## Data listing
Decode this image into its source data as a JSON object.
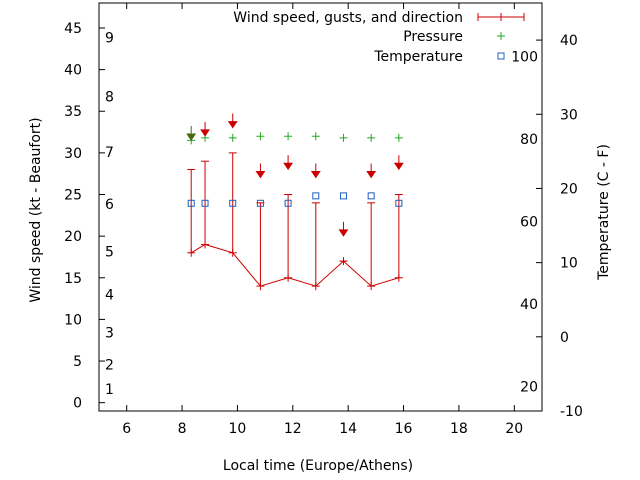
{
  "chart_data": {
    "type": "line",
    "xlabel": "Local time (Europe/Athens)",
    "ylabel": "Wind speed (kt - Beaufort)",
    "y2label": "Temperature (C - F)",
    "xlim": [
      5,
      21
    ],
    "ylim": [
      -1,
      48
    ],
    "y2lim": [
      -10,
      45
    ],
    "x_ticks": [
      "6",
      "8",
      "10",
      "12",
      "14",
      "16",
      "18",
      "20"
    ],
    "y_ticks": [
      "0",
      "5",
      "10",
      "15",
      "20",
      "25",
      "30",
      "35",
      "40",
      "45"
    ],
    "y2_ticks_celsius": [
      "-10",
      "0",
      "10",
      "20",
      "30",
      "40"
    ],
    "y2_ticks_fahrenheit": [
      "20",
      "40",
      "60",
      "80",
      "100"
    ],
    "beaufort_labels": [
      "1",
      "2",
      "3",
      "4",
      "5",
      "6",
      "7",
      "8",
      "9"
    ],
    "legend": {
      "position": "top-right",
      "wind": "Wind speed, gusts, and direction",
      "pressure": "Pressure",
      "temperature": "Temperature"
    },
    "wind": {
      "x": [
        8.33,
        8.83,
        9.83,
        10.83,
        11.83,
        12.83,
        13.83,
        14.83,
        15.83
      ],
      "speed": [
        18,
        19,
        18,
        14,
        15,
        14,
        17,
        14,
        15
      ],
      "gust": [
        28,
        29,
        30,
        24,
        25,
        24,
        17,
        24,
        25
      ]
    },
    "direction_arrows": {
      "x": [
        8.33,
        8.83,
        9.83,
        10.83,
        11.83,
        12.83,
        13.83,
        14.83,
        15.83
      ],
      "y": [
        32.5,
        33,
        34,
        28,
        29,
        28,
        21,
        28,
        29
      ],
      "colors": [
        "#4a6a10",
        "#cc0000",
        "#cc0000",
        "#cc0000",
        "#cc0000",
        "#cc0000",
        "#cc0000",
        "#cc0000",
        "#cc0000"
      ]
    },
    "pressure": {
      "x": [
        8.33,
        8.83,
        9.83,
        10.83,
        11.83,
        12.83,
        13.83,
        14.83,
        15.83
      ],
      "y": [
        31.5,
        31.8,
        31.8,
        32.0,
        32.0,
        32.0,
        31.8,
        31.8,
        31.8
      ]
    },
    "temperature": {
      "x": [
        8.33,
        8.83,
        9.83,
        10.83,
        11.83,
        12.83,
        13.83,
        14.83,
        15.83
      ],
      "y_celsius": [
        18,
        18,
        18,
        18,
        18,
        19,
        19,
        19,
        18
      ]
    },
    "colors": {
      "wind": "#cc0000",
      "pressure": "#22aa22",
      "temperature": "#1f5fbf"
    }
  }
}
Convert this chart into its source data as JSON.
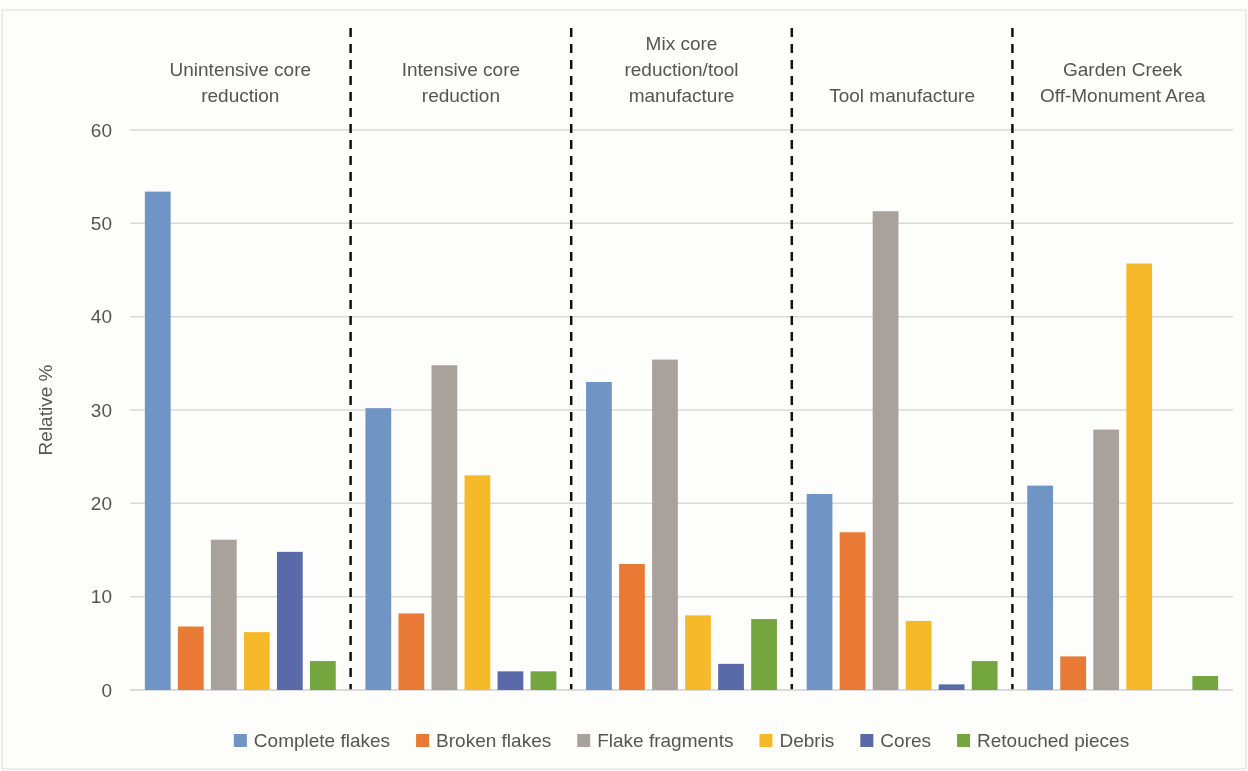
{
  "chart_data": {
    "type": "bar",
    "ylabel": "Relative %",
    "categories": [
      "Unintensive core reduction",
      "Intensive core reduction",
      "Mix core reduction/tool manufacture",
      "Tool manufacture",
      "Garden Creek Off-Monument Area"
    ],
    "series": [
      {
        "name": "Complete flakes",
        "color": "#7094c4",
        "values": [
          53.4,
          30.2,
          33.0,
          21.0,
          21.9
        ]
      },
      {
        "name": "Broken flakes",
        "color": "#e87a35",
        "values": [
          6.8,
          8.2,
          13.5,
          16.9,
          3.6
        ]
      },
      {
        "name": "Flake fragments",
        "color": "#a9a19c",
        "values": [
          16.1,
          34.8,
          35.4,
          51.3,
          27.9
        ]
      },
      {
        "name": "Debris",
        "color": "#f6b92a",
        "values": [
          6.2,
          23.0,
          8.0,
          7.4,
          45.7
        ]
      },
      {
        "name": "Cores",
        "color": "#5a6aa8",
        "values": [
          14.8,
          2.0,
          2.8,
          0.6,
          null
        ]
      },
      {
        "name": "Retouched pieces",
        "color": "#74a640",
        "values": [
          3.1,
          2.0,
          7.6,
          3.1,
          1.5
        ]
      }
    ],
    "ylim": [
      0,
      60
    ],
    "yticks": [
      0,
      10,
      20,
      30,
      40,
      50,
      60
    ],
    "grid": "y",
    "legend": "bottom"
  }
}
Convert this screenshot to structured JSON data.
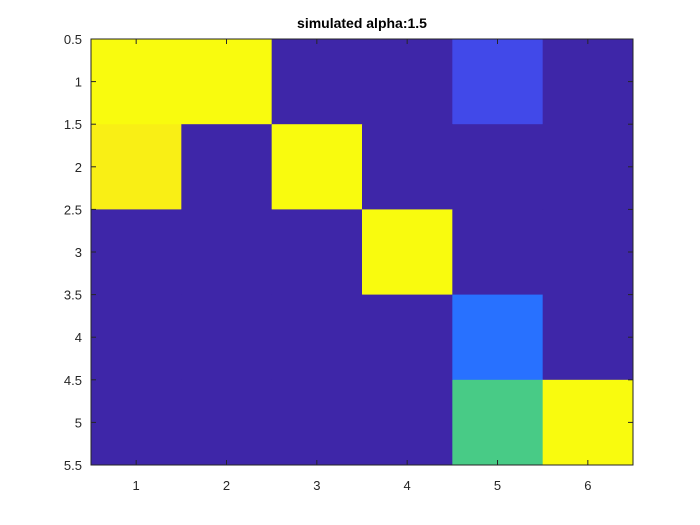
{
  "chart_data": {
    "type": "heatmap",
    "title": "simulated alpha:1.5",
    "xlabel": "",
    "ylabel": "",
    "x_ticks": [
      "1",
      "2",
      "3",
      "4",
      "5",
      "6"
    ],
    "y_ticks": [
      "0.5",
      "1",
      "1.5",
      "2",
      "2.5",
      "3",
      "3.5",
      "4",
      "4.5",
      "5",
      "5.5"
    ],
    "xlim": [
      0.5,
      6.5
    ],
    "ylim": [
      0.5,
      5.5
    ],
    "y_direction": "reverse",
    "colormap": "parula",
    "clim": [
      0,
      1
    ],
    "grid": false,
    "legend": "none",
    "values": [
      [
        1.0,
        1.0,
        0.0,
        0.0,
        0.15,
        0.0
      ],
      [
        0.97,
        0.0,
        1.0,
        0.0,
        0.0,
        0.0
      ],
      [
        0.0,
        0.0,
        0.0,
        1.0,
        0.0,
        0.0
      ],
      [
        0.0,
        0.0,
        0.0,
        0.0,
        0.25,
        0.0
      ],
      [
        0.0,
        0.0,
        0.0,
        0.0,
        0.55,
        1.0
      ]
    ]
  }
}
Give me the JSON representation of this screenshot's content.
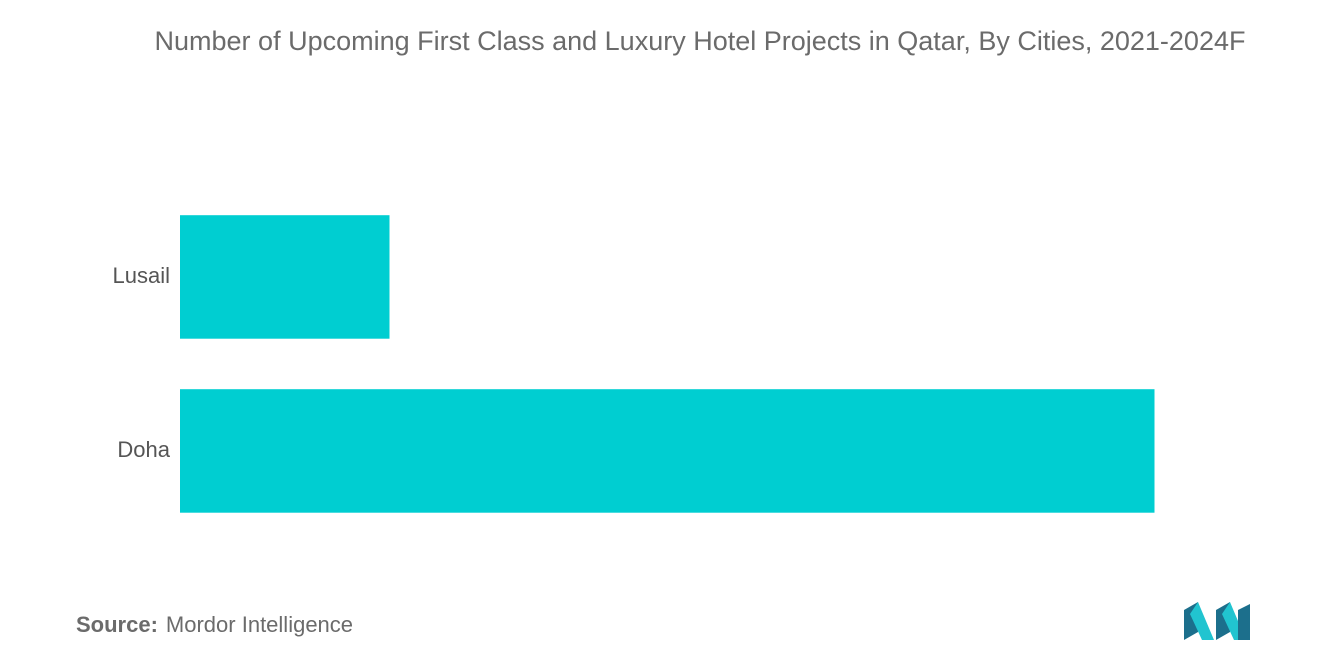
{
  "title": "Number of Upcoming First Class and Luxury Hotel Projects in Qatar, By Cities, 2021-2024F",
  "source": {
    "label": "Source:",
    "text": "Mordor Intelligence"
  },
  "colors": {
    "bar": "#00CED1",
    "title": "#6b6b6b",
    "label": "#555555",
    "logo_dark": "#1c6f8c",
    "logo_light": "#21c4d0"
  },
  "logo": {
    "icon": "mordor-intelligence-logo"
  },
  "chart_data": {
    "type": "bar",
    "orientation": "horizontal",
    "categories": [
      "Lusail",
      "Doha"
    ],
    "values": [
      2.15,
      10
    ],
    "xlim": [
      0,
      10.2
    ],
    "grid": false,
    "legend": "none",
    "xlabel": "",
    "ylabel": ""
  }
}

## Required work
All the material shown above is to be copied exactly, with no pictures carried over.

## Task solution
Decode this image into its source data as a JSON object.
{
  "chart_data": {
    "type": "line",
    "xlabel": "Local time (Europe/Athens)",
    "ylabel": "Wind speed (kt - Beaufort)",
    "y2label": "Temperature (C - F)",
    "xlim": [
      5,
      21
    ],
    "ylim": [
      -1,
      48
    ],
    "y2lim": [
      -10,
      45
    ],
    "x_ticks": [
      "6",
      "8",
      "10",
      "12",
      "14",
      "16",
      "18",
      "20"
    ],
    "y_ticks": [
      "0",
      "5",
      "10",
      "15",
      "20",
      "25",
      "30",
      "35",
      "40",
      "45"
    ],
    "y2_ticks_celsius": [
      "-10",
      "0",
      "10",
      "20",
      "30",
      "40"
    ],
    "y2_ticks_fahrenheit": [
      "20",
      "40",
      "60",
      "80",
      "100"
    ],
    "beaufort_labels": [
      "1",
      "2",
      "3",
      "4",
      "5",
      "6",
      "7",
      "8",
      "9"
    ],
    "legend": {
      "position": "top-right",
      "wind": "Wind speed, gusts, and direction",
      "pressure": "Pressure",
      "temperature": "Temperature"
    },
    "wind": {
      "x": [
        8.33,
        8.83,
        9.83,
        10.83,
        11.83,
        12.83,
        13.83,
        14.83,
        15.83
      ],
      "speed": [
        18,
        19,
        18,
        14,
        15,
        14,
        17,
        14,
        15
      ],
      "gust": [
        28,
        29,
        30,
        24,
        25,
        24,
        17,
        24,
        25
      ]
    },
    "direction_arrows": {
      "x": [
        8.33,
        8.83,
        9.83,
        10.83,
        11.83,
        12.83,
        13.83,
        14.83,
        15.83
      ],
      "y": [
        32.5,
        33,
        34,
        28,
        29,
        28,
        21,
        28,
        29
      ],
      "colors": [
        "#4a6a10",
        "#cc0000",
        "#cc0000",
        "#cc0000",
        "#cc0000",
        "#cc0000",
        "#cc0000",
        "#cc0000",
        "#cc0000"
      ]
    },
    "pressure": {
      "x": [
        8.33,
        8.83,
        9.83,
        10.83,
        11.83,
        12.83,
        13.83,
        14.83,
        15.83
      ],
      "y": [
        31.5,
        31.8,
        31.8,
        32.0,
        32.0,
        32.0,
        31.8,
        31.8,
        31.8
      ]
    },
    "temperature": {
      "x": [
        8.33,
        8.83,
        9.83,
        10.83,
        11.83,
        12.83,
        13.83,
        14.83,
        15.83
      ],
      "y_celsius": [
        18,
        18,
        18,
        18,
        18,
        19,
        19,
        19,
        18
      ]
    },
    "colors": {
      "wind": "#cc0000",
      "pressure": "#22aa22",
      "temperature": "#1f5fbf"
    }
  }
}
Convert this chart into its source data as JSON.
{
  "chart_data": {
    "type": "bar",
    "ylabel": "Relative %",
    "categories": [
      "Unintensive core reduction",
      "Intensive core reduction",
      "Mix core reduction/tool manufacture",
      "Tool manufacture",
      "Garden Creek Off-Monument Area"
    ],
    "series": [
      {
        "name": "Complete flakes",
        "color": "#7094c4",
        "values": [
          53.4,
          30.2,
          33.0,
          21.0,
          21.9
        ]
      },
      {
        "name": "Broken flakes",
        "color": "#e87a35",
        "values": [
          6.8,
          8.2,
          13.5,
          16.9,
          3.6
        ]
      },
      {
        "name": "Flake fragments",
        "color": "#a9a19c",
        "values": [
          16.1,
          34.8,
          35.4,
          51.3,
          27.9
        ]
      },
      {
        "name": "Debris",
        "color": "#f6b92a",
        "values": [
          6.2,
          23.0,
          8.0,
          7.4,
          45.7
        ]
      },
      {
        "name": "Cores",
        "color": "#5a6aa8",
        "values": [
          14.8,
          2.0,
          2.8,
          0.6,
          null
        ]
      },
      {
        "name": "Retouched pieces",
        "color": "#74a640",
        "values": [
          3.1,
          2.0,
          7.6,
          3.1,
          1.5
        ]
      }
    ],
    "ylim": [
      0,
      60
    ],
    "yticks": [
      0,
      10,
      20,
      30,
      40,
      50,
      60
    ],
    "grid": "y",
    "legend": "bottom"
  }
}
Convert this screenshot to structured JSON data.
{
  "chart_data": {
    "type": "heatmap",
    "title": "simulated alpha:1.5",
    "xlabel": "",
    "ylabel": "",
    "x_ticks": [
      "1",
      "2",
      "3",
      "4",
      "5",
      "6"
    ],
    "y_ticks": [
      "0.5",
      "1",
      "1.5",
      "2",
      "2.5",
      "3",
      "3.5",
      "4",
      "4.5",
      "5",
      "5.5"
    ],
    "xlim": [
      0.5,
      6.5
    ],
    "ylim": [
      0.5,
      5.5
    ],
    "y_direction": "reverse",
    "colormap": "parula",
    "clim": [
      0,
      1
    ],
    "grid": false,
    "legend": "none",
    "values": [
      [
        1.0,
        1.0,
        0.0,
        0.0,
        0.15,
        0.0
      ],
      [
        0.97,
        0.0,
        1.0,
        0.0,
        0.0,
        0.0
      ],
      [
        0.0,
        0.0,
        0.0,
        1.0,
        0.0,
        0.0
      ],
      [
        0.0,
        0.0,
        0.0,
        0.0,
        0.25,
        0.0
      ],
      [
        0.0,
        0.0,
        0.0,
        0.0,
        0.55,
        1.0
      ]
    ]
  }
}
Give me the JSON representation of this screenshot's content.
{
  "title": "Number of Upcoming First Class and Luxury Hotel Projects in Qatar, By Cities, 2021-2024F",
  "source": {
    "label": "Source:",
    "text": "Mordor Intelligence"
  },
  "colors": {
    "bar": "#00CED1",
    "title": "#6b6b6b",
    "label": "#555555",
    "logo_dark": "#1c6f8c",
    "logo_light": "#21c4d0"
  },
  "logo": {
    "icon": "mordor-intelligence-logo"
  },
  "chart_data": {
    "type": "bar",
    "orientation": "horizontal",
    "categories": [
      "Lusail",
      "Doha"
    ],
    "values": [
      2.15,
      10
    ],
    "xlim": [
      0,
      10.2
    ],
    "grid": false,
    "legend": "none",
    "xlabel": "",
    "ylabel": ""
  }
}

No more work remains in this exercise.